## Goal
Find the lines holding "frac" and copy them.
─── Records supplied
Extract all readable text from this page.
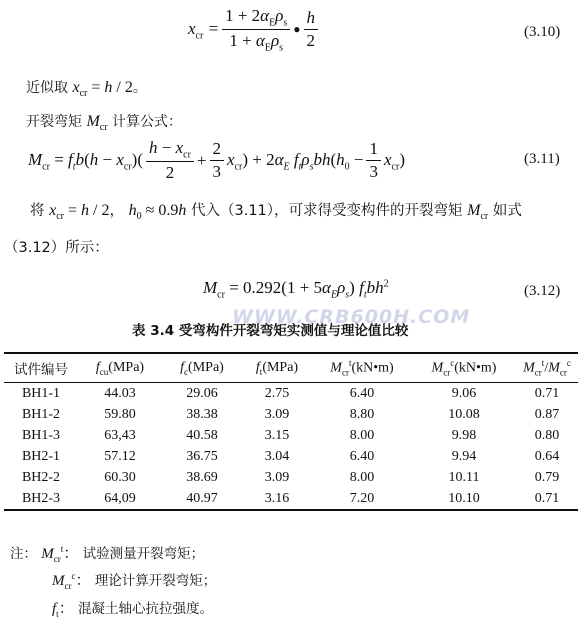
$x_{cr} = \frac{1 + 2\alpha_E\rho_s}{1 + \alpha_E\rho_s}$ ● $\frac{h}{2}$	(3.10)
近似取 $x_{cr} = h / 2$。
开裂弯矩 $M_{cr}$ 计算公式：
$M_{cr} = f_tb(h - x_{cr})( \frac{h - x_{cr}}{2} + \frac{2}{3} x_{cr}) + 2\alpha_E$ $f_t\rho_sbh(h_0 - \frac{1}{3} x_{cr})$	(3.11)
将 $x_{cr} = h / 2$， $h_0 \approx 0.9h$ 代入（3.11），可求得受变构件的开裂弯矩 $M_{cr}$ 如式
（3.12）所示：
$M_{cr} = 0.292(1 + 5\alpha_E\rho_s)$ $f_tbh^2$	(3.12)
表 3.4 受弯构件开裂弯矩实测值与理论值比较
WWW.CRB600H.COM
试件编号	$f_{cu}(MPa)$	$f_c(MPa)$	$f_t(MPa)$	$M_{cr}^t(kN•m)$	$M_{cr}^c(kN•m)$	$M_{cr}^t/M_{cr}^c$
BH1-1	44.03	29.06	2.75	6.40	9.06	0.71
BH1-2	59.80	38.38	3.09	8.80	10.08	0.87
BH1-3	63,43	40.58	3.15	8.00	9.98	0.80
BH2-1	57.12	36.75	3.04	6.40	9.94	0.64
BH2-2	60.30	38.69	3.09	8.00	10.11	0.79
BH2-3	64,09	40.97	3.16	7.20	10.10	0.71
注： $M_{cr}^t$： 试验测量开裂弯矩；
$M_{cr}^c$： 理论计算开裂弯矩；
$f_t$： 混凝土轴心抗拉强度。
──────
## Exercise solution
$x_{cr} = \frac{1 + 2\alpha_E\rho_s}{1 + \alpha_E\rho_s}$ ● $\frac{h}{2}$	(3.10)
$M_{cr} = f_tb(h - x_{cr})( \frac{h - x_{cr}}{2} + \frac{2}{3} x_{cr}) + 2\alpha_E$ $f_t\rho_sbh(h_0 - \frac{1}{3} x_{cr})$	(3.11)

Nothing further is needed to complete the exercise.